Stated problem:
Copy every line, leaving nothing out and adding nothing.

Input data:
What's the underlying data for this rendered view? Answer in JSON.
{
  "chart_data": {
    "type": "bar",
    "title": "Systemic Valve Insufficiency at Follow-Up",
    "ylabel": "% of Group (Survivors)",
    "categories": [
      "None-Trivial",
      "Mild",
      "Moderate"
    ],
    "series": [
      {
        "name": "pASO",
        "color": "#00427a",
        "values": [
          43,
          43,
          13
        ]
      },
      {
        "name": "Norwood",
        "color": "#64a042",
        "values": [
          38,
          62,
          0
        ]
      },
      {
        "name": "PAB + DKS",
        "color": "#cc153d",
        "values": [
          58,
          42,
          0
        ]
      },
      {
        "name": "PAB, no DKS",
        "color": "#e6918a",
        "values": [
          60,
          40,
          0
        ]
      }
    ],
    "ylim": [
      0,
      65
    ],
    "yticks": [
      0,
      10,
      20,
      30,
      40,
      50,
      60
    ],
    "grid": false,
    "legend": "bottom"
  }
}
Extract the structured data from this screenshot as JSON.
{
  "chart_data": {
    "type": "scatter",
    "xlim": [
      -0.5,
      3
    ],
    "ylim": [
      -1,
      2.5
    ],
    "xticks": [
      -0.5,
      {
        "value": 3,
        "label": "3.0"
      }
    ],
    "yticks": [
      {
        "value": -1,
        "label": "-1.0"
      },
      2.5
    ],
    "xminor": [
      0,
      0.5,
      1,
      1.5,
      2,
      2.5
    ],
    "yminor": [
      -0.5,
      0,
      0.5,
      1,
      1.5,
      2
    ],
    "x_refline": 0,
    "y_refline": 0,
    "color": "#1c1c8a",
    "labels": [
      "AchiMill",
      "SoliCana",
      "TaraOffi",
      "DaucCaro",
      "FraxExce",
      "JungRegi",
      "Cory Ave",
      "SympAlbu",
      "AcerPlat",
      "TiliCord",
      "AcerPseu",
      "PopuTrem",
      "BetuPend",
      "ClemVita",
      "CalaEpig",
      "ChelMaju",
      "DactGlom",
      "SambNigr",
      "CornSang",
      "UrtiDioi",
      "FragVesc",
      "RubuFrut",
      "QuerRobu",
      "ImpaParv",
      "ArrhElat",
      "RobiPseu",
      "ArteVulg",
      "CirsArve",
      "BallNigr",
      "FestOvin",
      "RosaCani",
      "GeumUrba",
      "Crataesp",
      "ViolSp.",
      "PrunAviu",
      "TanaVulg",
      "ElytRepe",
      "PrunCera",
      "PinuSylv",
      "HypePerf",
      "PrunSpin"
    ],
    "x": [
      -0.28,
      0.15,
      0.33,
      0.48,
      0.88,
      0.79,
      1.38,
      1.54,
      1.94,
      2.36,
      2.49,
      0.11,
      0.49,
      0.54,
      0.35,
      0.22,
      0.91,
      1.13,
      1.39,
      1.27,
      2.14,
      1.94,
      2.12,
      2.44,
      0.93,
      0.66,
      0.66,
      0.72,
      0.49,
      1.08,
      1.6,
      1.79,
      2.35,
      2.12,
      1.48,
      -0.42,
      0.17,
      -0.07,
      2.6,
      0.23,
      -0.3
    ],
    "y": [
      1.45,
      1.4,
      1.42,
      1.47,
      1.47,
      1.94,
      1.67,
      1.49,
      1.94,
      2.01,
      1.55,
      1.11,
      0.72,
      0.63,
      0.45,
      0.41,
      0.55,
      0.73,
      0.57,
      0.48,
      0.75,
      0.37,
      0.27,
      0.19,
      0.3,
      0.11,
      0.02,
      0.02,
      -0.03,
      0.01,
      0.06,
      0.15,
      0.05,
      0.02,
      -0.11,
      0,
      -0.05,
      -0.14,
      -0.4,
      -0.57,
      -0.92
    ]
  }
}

The output:
What's the underlying data for this rendered view? Answer in JSON.
{
  "chart_data": {
    "type": "bar",
    "title": "Systemic Valve Insufficiency at Follow-Up",
    "ylabel": "% of Group (Survivors)",
    "categories": [
      "None-Trivial",
      "Mild",
      "Moderate"
    ],
    "series": [
      {
        "name": "pASO",
        "color": "#00427a",
        "values": [
          43,
          43,
          13
        ]
      },
      {
        "name": "Norwood",
        "color": "#64a042",
        "values": [
          38,
          62,
          0
        ]
      },
      {
        "name": "PAB + DKS",
        "color": "#cc153d",
        "values": [
          58,
          42,
          0
        ]
      },
      {
        "name": "PAB, no DKS",
        "color": "#e6918a",
        "values": [
          60,
          40,
          0
        ]
      }
    ],
    "ylim": [
      0,
      65
    ],
    "yticks": [
      0,
      10,
      20,
      30,
      40,
      50,
      60
    ],
    "grid": false,
    "legend": "bottom"
  }
}
Extract the structured data from this screenshot as JSON.
{
  "chart_data": {
    "type": "scatter",
    "xlim": [
      -0.5,
      3
    ],
    "ylim": [
      -1,
      2.5
    ],
    "xticks": [
      -0.5,
      {
        "value": 3,
        "label": "3.0"
      }
    ],
    "yticks": [
      {
        "value": -1,
        "label": "-1.0"
      },
      2.5
    ],
    "xminor": [
      0,
      0.5,
      1,
      1.5,
      2,
      2.5
    ],
    "yminor": [
      -0.5,
      0,
      0.5,
      1,
      1.5,
      2
    ],
    "x_refline": 0,
    "y_refline": 0,
    "color": "#1c1c8a",
    "labels": [
      "AchiMill",
      "SoliCana",
      "TaraOffi",
      "DaucCaro",
      "FraxExce",
      "JungRegi",
      "Cory Ave",
      "SympAlbu",
      "AcerPlat",
      "TiliCord",
      "AcerPseu",
      "PopuTrem",
      "BetuPend",
      "ClemVita",
      "CalaEpig",
      "ChelMaju",
      "DactGlom",
      "SambNigr",
      "CornSang",
      "UrtiDioi",
      "FragVesc",
      "RubuFrut",
      "QuerRobu",
      "ImpaParv",
      "ArrhElat",
      "RobiPseu",
      "ArteVulg",
      "CirsArve",
      "BallNigr",
      "FestOvin",
      "RosaCani",
      "GeumUrba",
      "Crataesp",
      "ViolSp.",
      "PrunAviu",
      "TanaVulg",
      "ElytRepe",
      "PrunCera",
      "PinuSylv",
      "HypePerf",
      "PrunSpin"
    ],
    "x": [
      -0.28,
      0.15,
      0.33,
      0.48,
      0.88,
      0.79,
      1.38,
      1.54,
      1.94,
      2.36,
      2.49,
      0.11,
      0.49,
      0.54,
      0.35,
      0.22,
      0.91,
      1.13,
      1.39,
      1.27,
      2.14,
      1.94,
      2.12,
      2.44,
      0.93,
      0.66,
      0.66,
      0.72,
      0.49,
      1.08,
      1.6,
      1.79,
      2.35,
      2.12,
      1.48,
      -0.42,
      0.17,
      -0.07,
      2.6,
      0.23,
      -0.3
    ],
    "y": [
      1.45,
      1.4,
      1.42,
      1.47,
      1.47,
      1.94,
      1.67,
      1.49,
      1.94,
      2.01,
      1.55,
      1.11,
      0.72,
      0.63,
      0.45,
      0.41,
      0.55,
      0.73,
      0.57,
      0.48,
      0.75,
      0.37,
      0.27,
      0.19,
      0.3,
      0.11,
      0.02,
      0.02,
      -0.03,
      0.01,
      0.06,
      0.15,
      0.05,
      0.02,
      -0.11,
      0,
      -0.05,
      -0.14,
      -0.4,
      -0.57,
      -0.92
    ]
  }
}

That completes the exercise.